• [Short problem]:
Look through the material below. Copy every line with the string "page" in it.

Stored records:

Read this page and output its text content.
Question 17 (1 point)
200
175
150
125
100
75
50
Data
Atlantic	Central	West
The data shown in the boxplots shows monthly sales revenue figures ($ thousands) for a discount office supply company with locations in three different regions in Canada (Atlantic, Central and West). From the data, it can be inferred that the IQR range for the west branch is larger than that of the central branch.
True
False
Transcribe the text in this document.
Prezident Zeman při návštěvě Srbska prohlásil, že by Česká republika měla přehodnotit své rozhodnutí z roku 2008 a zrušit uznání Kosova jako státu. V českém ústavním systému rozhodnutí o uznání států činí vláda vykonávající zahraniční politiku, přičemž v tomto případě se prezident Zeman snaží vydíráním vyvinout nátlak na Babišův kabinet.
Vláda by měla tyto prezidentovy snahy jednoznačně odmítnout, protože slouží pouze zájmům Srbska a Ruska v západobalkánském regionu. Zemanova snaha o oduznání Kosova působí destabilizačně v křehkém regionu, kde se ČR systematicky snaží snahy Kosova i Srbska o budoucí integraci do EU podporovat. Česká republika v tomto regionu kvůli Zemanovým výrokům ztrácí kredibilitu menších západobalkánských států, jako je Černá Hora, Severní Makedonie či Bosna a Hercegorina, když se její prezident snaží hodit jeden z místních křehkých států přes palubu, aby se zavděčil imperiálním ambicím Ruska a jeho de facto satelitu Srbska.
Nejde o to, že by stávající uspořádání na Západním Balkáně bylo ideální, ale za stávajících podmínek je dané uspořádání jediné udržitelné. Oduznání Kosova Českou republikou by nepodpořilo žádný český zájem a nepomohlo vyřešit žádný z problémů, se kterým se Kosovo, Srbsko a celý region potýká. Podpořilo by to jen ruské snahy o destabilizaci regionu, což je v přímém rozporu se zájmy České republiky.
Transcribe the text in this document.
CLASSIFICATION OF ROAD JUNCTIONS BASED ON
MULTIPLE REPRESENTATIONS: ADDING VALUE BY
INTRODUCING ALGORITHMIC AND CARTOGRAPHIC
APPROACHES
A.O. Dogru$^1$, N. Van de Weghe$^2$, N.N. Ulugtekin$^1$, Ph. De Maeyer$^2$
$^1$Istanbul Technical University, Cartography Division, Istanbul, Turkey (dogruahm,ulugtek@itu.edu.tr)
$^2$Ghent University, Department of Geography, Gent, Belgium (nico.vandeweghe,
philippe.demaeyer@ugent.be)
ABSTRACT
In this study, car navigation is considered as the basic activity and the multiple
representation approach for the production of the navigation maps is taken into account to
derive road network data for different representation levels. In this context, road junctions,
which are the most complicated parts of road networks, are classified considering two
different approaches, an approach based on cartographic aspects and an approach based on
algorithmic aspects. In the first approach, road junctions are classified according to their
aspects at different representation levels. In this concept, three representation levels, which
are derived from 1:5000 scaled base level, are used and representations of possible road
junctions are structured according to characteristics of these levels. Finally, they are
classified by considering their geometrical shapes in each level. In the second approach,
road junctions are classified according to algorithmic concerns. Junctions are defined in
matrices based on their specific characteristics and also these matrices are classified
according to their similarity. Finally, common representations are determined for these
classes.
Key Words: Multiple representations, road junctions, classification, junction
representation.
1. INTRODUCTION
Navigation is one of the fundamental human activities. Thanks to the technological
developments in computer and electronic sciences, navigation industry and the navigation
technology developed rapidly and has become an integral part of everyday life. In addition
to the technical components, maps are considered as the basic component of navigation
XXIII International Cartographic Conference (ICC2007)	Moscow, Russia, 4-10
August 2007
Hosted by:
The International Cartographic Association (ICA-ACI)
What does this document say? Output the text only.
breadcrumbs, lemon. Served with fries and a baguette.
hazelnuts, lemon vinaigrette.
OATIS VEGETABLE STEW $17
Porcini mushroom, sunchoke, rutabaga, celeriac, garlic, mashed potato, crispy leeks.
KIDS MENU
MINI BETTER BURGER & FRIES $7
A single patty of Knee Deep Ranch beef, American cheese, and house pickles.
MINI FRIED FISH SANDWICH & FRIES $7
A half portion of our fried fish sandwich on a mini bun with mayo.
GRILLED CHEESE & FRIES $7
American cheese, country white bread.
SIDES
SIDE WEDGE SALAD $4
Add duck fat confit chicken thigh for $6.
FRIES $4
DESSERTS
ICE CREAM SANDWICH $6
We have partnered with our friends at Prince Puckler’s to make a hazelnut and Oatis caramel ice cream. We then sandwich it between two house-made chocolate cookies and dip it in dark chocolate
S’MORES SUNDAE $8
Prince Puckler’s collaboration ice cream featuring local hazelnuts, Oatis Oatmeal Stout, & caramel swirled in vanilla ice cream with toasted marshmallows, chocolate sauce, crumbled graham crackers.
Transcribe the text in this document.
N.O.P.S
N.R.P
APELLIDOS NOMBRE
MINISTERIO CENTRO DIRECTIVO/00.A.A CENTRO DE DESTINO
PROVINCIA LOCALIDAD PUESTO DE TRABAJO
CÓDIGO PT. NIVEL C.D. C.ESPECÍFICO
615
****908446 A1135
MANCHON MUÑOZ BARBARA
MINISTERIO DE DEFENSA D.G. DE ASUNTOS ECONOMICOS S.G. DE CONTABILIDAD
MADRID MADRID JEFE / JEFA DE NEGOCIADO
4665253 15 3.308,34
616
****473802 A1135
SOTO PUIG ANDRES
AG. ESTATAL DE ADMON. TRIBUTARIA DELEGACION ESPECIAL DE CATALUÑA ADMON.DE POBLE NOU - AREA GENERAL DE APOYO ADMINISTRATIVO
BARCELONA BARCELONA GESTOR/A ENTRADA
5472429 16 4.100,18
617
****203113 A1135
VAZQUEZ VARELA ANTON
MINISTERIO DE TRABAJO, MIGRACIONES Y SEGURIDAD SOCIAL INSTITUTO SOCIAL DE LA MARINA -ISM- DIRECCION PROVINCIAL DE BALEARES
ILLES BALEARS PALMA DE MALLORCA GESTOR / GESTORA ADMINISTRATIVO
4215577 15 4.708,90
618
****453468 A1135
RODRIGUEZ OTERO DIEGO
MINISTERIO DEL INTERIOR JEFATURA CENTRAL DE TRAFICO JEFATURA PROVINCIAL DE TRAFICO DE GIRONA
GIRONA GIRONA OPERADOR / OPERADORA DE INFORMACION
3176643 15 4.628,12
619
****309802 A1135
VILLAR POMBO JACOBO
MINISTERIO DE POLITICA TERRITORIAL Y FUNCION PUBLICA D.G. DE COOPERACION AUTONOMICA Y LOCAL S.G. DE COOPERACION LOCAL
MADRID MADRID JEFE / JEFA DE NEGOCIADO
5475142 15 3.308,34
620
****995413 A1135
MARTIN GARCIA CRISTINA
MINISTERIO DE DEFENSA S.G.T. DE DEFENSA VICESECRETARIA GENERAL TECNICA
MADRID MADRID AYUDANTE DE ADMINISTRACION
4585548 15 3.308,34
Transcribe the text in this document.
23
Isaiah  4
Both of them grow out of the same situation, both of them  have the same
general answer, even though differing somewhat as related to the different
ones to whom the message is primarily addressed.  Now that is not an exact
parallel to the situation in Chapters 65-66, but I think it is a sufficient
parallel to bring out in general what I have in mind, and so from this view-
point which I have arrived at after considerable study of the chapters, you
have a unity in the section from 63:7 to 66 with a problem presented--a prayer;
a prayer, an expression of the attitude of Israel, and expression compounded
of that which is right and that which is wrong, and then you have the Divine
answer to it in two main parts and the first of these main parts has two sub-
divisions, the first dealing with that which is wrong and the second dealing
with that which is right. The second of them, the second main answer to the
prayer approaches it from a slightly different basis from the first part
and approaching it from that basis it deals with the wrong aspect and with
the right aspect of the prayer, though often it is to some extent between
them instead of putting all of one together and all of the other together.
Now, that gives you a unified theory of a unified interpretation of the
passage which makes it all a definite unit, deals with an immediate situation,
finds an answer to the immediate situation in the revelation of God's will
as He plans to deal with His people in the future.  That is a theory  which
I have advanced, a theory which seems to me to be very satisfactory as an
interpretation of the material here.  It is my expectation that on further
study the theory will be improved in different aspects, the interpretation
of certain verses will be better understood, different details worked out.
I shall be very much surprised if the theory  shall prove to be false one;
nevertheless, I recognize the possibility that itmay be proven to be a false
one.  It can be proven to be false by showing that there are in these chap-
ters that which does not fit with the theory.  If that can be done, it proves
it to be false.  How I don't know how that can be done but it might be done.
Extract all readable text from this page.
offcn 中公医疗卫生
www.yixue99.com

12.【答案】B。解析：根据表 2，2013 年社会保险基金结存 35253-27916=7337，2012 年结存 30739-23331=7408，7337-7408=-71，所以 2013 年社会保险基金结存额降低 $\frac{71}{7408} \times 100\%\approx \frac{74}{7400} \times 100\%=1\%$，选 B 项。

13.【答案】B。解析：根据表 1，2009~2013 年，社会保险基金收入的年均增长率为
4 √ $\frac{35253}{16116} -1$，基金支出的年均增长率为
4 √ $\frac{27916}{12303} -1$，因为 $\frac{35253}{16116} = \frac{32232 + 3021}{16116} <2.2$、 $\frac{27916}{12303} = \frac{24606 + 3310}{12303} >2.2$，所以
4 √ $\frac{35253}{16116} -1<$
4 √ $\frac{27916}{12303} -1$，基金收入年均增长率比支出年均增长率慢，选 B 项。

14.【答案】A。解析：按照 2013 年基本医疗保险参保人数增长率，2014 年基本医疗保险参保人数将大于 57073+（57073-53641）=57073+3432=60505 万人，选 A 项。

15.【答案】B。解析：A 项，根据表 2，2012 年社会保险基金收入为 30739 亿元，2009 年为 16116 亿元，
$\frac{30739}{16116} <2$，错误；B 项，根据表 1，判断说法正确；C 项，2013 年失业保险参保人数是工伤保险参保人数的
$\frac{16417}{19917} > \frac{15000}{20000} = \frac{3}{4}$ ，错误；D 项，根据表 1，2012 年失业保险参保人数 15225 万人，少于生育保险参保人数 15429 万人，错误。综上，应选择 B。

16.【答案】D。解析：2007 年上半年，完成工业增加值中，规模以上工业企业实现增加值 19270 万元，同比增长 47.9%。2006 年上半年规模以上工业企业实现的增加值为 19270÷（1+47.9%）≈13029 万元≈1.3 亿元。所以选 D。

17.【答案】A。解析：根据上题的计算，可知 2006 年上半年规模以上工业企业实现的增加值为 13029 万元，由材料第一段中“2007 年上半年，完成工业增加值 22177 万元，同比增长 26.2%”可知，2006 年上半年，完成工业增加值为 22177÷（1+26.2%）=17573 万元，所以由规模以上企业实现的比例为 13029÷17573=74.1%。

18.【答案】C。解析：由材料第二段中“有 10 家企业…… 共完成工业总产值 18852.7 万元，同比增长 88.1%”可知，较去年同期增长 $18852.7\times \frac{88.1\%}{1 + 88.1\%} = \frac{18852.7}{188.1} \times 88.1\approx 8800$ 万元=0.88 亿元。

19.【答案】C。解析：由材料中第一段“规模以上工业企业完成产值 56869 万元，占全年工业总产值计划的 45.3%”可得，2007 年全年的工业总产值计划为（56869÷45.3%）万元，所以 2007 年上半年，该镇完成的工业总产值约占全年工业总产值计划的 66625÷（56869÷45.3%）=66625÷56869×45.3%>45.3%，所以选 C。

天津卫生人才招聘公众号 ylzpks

• [Task solution]:
Read this page and output its text content.
Extract all readable text from this page.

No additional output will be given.